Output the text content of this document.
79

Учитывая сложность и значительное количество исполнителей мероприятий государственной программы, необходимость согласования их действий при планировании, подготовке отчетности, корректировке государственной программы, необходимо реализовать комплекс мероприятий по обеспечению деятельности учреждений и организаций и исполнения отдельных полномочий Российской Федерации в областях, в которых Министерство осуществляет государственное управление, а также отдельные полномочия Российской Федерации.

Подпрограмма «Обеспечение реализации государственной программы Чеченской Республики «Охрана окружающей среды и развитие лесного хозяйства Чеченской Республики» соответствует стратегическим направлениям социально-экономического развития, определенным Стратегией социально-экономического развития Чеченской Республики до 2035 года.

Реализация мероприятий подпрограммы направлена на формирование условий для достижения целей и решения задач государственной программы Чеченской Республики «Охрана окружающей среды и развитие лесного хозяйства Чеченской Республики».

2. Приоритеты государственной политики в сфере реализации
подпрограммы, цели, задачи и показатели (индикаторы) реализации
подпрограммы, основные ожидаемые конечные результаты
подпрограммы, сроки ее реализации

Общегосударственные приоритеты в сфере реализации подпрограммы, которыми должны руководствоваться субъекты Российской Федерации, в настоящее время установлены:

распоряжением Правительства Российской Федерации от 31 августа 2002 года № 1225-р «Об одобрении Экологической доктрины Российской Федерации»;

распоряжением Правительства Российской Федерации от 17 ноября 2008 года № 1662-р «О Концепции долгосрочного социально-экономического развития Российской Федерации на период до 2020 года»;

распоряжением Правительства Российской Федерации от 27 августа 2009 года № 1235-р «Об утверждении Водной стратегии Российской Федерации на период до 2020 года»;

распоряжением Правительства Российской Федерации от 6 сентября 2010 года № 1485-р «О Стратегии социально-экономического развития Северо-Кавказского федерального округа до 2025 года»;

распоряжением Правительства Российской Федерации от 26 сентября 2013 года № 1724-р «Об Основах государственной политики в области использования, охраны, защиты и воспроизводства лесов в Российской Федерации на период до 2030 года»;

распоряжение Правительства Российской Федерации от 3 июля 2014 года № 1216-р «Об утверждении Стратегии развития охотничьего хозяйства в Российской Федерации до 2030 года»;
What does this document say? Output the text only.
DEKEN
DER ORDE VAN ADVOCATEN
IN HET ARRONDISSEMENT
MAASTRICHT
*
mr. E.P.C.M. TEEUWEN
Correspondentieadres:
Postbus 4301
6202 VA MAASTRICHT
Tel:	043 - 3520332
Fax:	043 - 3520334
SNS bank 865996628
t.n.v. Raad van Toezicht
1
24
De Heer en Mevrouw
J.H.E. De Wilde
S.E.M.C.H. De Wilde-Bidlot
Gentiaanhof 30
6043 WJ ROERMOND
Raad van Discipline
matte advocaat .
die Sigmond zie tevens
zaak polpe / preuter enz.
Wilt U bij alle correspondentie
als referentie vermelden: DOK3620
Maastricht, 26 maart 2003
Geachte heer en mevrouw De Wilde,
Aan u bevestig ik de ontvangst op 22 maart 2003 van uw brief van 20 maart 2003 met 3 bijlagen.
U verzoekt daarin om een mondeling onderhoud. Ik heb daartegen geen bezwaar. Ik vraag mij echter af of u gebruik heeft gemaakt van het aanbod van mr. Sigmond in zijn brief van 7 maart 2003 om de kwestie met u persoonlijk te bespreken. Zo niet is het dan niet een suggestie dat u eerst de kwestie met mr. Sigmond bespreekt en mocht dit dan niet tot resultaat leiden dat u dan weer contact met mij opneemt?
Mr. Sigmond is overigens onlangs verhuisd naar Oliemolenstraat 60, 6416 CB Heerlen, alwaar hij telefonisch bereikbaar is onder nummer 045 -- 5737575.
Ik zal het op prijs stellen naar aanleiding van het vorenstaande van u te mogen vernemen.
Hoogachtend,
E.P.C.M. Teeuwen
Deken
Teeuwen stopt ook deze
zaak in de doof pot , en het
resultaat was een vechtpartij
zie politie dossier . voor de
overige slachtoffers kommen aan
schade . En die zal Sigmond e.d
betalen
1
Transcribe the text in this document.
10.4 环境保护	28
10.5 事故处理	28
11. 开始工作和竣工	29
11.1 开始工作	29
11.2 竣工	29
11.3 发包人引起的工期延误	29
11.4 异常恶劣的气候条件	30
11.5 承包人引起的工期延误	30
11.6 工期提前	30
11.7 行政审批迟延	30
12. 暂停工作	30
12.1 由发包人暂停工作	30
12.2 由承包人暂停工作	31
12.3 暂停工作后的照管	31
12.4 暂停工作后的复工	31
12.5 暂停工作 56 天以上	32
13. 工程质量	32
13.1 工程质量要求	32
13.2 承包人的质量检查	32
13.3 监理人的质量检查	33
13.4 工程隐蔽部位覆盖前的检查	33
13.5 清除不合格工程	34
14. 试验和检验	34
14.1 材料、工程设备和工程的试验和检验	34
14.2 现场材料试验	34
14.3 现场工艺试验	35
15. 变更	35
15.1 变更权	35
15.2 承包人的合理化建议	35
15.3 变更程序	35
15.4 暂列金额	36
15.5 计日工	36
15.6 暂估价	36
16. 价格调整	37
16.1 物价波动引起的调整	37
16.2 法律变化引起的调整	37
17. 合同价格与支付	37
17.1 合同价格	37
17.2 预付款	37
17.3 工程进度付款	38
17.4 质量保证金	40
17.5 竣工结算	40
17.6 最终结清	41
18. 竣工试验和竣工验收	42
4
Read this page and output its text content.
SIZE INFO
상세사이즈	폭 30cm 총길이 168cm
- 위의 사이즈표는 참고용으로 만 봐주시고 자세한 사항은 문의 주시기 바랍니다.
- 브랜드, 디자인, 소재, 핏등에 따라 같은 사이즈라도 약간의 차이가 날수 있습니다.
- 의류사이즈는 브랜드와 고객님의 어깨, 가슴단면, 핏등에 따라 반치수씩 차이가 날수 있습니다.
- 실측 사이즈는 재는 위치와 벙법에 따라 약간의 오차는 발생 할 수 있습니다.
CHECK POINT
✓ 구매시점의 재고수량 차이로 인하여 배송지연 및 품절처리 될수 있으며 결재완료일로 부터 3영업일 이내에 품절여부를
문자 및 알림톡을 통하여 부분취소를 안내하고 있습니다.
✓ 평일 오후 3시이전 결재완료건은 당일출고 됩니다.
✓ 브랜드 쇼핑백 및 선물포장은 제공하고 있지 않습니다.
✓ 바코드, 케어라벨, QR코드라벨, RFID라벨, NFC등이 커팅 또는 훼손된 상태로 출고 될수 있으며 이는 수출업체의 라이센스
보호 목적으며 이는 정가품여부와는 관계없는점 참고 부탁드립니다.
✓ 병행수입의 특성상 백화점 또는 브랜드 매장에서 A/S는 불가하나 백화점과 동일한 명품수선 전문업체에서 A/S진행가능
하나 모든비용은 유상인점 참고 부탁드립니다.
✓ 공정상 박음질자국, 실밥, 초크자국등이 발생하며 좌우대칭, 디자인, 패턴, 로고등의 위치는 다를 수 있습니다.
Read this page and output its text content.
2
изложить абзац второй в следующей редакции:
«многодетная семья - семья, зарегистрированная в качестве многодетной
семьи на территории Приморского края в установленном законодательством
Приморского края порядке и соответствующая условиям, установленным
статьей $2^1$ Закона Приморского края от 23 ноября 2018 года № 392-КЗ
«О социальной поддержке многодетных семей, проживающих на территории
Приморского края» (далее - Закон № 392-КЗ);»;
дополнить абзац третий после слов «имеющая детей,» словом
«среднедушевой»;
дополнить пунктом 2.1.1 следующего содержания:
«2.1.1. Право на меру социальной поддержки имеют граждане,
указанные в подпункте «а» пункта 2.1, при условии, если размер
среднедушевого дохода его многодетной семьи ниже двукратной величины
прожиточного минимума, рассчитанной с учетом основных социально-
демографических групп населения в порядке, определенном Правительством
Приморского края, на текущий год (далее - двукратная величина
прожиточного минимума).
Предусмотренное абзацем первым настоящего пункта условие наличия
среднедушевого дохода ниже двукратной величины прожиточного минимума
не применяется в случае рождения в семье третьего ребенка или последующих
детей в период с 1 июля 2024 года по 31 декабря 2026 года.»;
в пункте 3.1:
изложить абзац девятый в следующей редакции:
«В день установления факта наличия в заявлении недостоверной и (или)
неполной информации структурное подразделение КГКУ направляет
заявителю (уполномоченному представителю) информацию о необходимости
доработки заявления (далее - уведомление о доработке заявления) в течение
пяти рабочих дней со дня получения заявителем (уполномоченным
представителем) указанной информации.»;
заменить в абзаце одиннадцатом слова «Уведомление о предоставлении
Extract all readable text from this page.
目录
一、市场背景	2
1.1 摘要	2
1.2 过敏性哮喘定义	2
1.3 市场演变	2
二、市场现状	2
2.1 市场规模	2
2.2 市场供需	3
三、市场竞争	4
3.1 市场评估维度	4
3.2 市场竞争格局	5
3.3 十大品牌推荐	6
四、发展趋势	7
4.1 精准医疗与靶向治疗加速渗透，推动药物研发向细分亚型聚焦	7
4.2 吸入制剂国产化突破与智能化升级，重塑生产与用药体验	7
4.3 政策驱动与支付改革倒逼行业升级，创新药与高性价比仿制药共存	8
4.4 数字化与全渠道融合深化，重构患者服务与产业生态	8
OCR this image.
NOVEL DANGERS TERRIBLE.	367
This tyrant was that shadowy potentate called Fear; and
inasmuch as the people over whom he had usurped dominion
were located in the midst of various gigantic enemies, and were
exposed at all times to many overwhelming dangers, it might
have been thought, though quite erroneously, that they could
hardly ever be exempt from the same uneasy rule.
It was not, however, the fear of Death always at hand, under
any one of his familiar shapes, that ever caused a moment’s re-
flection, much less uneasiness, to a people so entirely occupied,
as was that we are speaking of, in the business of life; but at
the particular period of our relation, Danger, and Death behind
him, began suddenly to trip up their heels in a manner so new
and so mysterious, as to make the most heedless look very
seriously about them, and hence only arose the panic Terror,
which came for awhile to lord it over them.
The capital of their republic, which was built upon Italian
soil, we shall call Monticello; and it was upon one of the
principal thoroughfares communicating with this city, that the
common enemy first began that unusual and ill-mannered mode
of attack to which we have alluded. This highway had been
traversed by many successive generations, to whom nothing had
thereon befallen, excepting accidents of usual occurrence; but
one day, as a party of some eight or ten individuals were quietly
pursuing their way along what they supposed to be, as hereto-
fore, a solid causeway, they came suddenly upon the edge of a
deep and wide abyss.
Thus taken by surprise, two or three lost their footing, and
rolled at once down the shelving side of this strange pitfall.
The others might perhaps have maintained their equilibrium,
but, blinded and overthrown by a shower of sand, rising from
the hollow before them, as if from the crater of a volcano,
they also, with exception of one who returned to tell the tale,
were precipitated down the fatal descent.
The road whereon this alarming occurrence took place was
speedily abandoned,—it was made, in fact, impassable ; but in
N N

────────

-- Written request --
Every line that holds the string "среднедушевого" should be returned.

-- Output for this exercise --
среднедушевого дохода его многодетной семьи ниже двукратной величины
среднедушевого дохода ниже двукратной величины прожиточного минимума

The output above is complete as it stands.